··· RECORD EXCERPTS

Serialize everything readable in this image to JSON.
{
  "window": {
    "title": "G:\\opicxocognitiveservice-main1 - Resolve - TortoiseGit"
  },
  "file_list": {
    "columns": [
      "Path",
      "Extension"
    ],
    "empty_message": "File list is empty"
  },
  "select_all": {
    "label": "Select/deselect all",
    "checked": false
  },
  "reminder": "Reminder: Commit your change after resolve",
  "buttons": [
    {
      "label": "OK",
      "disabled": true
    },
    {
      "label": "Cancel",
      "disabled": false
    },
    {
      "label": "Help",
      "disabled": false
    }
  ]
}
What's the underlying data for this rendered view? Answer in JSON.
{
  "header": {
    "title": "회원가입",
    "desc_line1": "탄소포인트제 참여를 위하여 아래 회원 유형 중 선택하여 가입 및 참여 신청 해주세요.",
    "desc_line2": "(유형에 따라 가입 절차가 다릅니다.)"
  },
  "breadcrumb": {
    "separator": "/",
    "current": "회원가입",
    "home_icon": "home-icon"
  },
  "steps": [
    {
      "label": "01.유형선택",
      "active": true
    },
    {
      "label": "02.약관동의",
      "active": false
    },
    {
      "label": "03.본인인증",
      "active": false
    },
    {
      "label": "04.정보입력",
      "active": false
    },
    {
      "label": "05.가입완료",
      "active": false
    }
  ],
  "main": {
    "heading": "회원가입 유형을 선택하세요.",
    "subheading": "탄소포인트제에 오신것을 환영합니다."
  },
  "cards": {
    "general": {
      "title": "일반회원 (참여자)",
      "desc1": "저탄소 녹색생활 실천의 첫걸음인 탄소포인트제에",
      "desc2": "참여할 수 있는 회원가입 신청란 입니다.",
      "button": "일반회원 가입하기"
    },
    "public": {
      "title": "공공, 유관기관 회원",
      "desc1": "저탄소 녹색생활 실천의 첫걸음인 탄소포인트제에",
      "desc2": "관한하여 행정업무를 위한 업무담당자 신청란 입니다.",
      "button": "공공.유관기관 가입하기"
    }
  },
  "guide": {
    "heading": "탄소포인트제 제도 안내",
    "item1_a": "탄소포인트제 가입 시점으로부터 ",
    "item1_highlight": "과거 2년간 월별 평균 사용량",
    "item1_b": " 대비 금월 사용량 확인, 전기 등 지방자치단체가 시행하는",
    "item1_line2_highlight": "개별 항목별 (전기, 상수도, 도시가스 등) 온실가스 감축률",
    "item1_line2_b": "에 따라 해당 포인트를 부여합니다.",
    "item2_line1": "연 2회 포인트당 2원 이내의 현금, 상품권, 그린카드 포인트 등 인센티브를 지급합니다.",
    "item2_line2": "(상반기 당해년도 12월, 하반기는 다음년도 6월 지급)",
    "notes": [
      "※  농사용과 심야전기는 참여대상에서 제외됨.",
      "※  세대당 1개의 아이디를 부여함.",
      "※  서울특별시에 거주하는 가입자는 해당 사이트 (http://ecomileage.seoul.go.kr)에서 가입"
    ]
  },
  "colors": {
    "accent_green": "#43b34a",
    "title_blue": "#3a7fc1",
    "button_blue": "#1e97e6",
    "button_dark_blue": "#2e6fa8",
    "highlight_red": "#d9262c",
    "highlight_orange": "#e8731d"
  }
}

······

#### GOAL:
Transcribe the whole listing exactly.

#### COMPLETE OUTPUT:
Serialize everything readable in this image to JSON.
{
  "window": {
    "title": "G:\\opicxocognitiveservice-main1 - Resolve - TortoiseGit"
  },
  "file_list": {
    "columns": [
      "Path",
      "Extension"
    ],
    "empty_message": "File list is empty"
  },
  "select_all": {
    "label": "Select/deselect all",
    "checked": false
  },
  "reminder": "Reminder: Commit your change after resolve",
  "buttons": [
    {
      "label": "OK",
      "disabled": true
    },
    {
      "label": "Cancel",
      "disabled": false
    },
    {
      "label": "Help",
      "disabled": false
    }
  ]
}
What's the underlying data for this rendered view? Answer in JSON.
{
  "header": {
    "title": "회원가입",
    "desc_line1": "탄소포인트제 참여를 위하여 아래 회원 유형 중 선택하여 가입 및 참여 신청 해주세요.",
    "desc_line2": "(유형에 따라 가입 절차가 다릅니다.)"
  },
  "breadcrumb": {
    "separator": "/",
    "current": "회원가입",
    "home_icon": "home-icon"
  },
  "steps": [
    {
      "label": "01.유형선택",
      "active": true
    },
    {
      "label": "02.약관동의",
      "active": false
    },
    {
      "label": "03.본인인증",
      "active": false
    },
    {
      "label": "04.정보입력",
      "active": false
    },
    {
      "label": "05.가입완료",
      "active": false
    }
  ],
  "main": {
    "heading": "회원가입 유형을 선택하세요.",
    "subheading": "탄소포인트제에 오신것을 환영합니다."
  },
  "cards": {
    "general": {
      "title": "일반회원 (참여자)",
      "desc1": "저탄소 녹색생활 실천의 첫걸음인 탄소포인트제에",
      "desc2": "참여할 수 있는 회원가입 신청란 입니다.",
      "button": "일반회원 가입하기"
    },
    "public": {
      "title": "공공, 유관기관 회원",
      "desc1": "저탄소 녹색생활 실천의 첫걸음인 탄소포인트제에",
      "desc2": "관한하여 행정업무를 위한 업무담당자 신청란 입니다.",
      "button": "공공.유관기관 가입하기"
    }
  },
  "guide": {
    "heading": "탄소포인트제 제도 안내",
    "item1_a": "탄소포인트제 가입 시점으로부터 ",
    "item1_highlight": "과거 2년간 월별 평균 사용량",
    "item1_b": " 대비 금월 사용량 확인, 전기 등 지방자치단체가 시행하는",
    "item1_line2_highlight": "개별 항목별 (전기, 상수도, 도시가스 등) 온실가스 감축률",
    "item1_line2_b": "에 따라 해당 포인트를 부여합니다.",
    "item2_line1": "연 2회 포인트당 2원 이내의 현금, 상품권, 그린카드 포인트 등 인센티브를 지급합니다.",
    "item2_line2": "(상반기 당해년도 12월, 하반기는 다음년도 6월 지급)",
    "notes": [
      "※  농사용과 심야전기는 참여대상에서 제외됨.",
      "※  세대당 1개의 아이디를 부여함.",
      "※  서울특별시에 거주하는 가입자는 해당 사이트 (http://ecomileage.seoul.go.kr)에서 가입"
    ]
  },
  "colors": {
    "accent_green": "#43b34a",
    "title_blue": "#3a7fc1",
    "button_blue": "#1e97e6",
    "button_dark_blue": "#2e6fa8",
    "highlight_red": "#d9262c",
    "highlight_orange": "#e8731d"
  }
}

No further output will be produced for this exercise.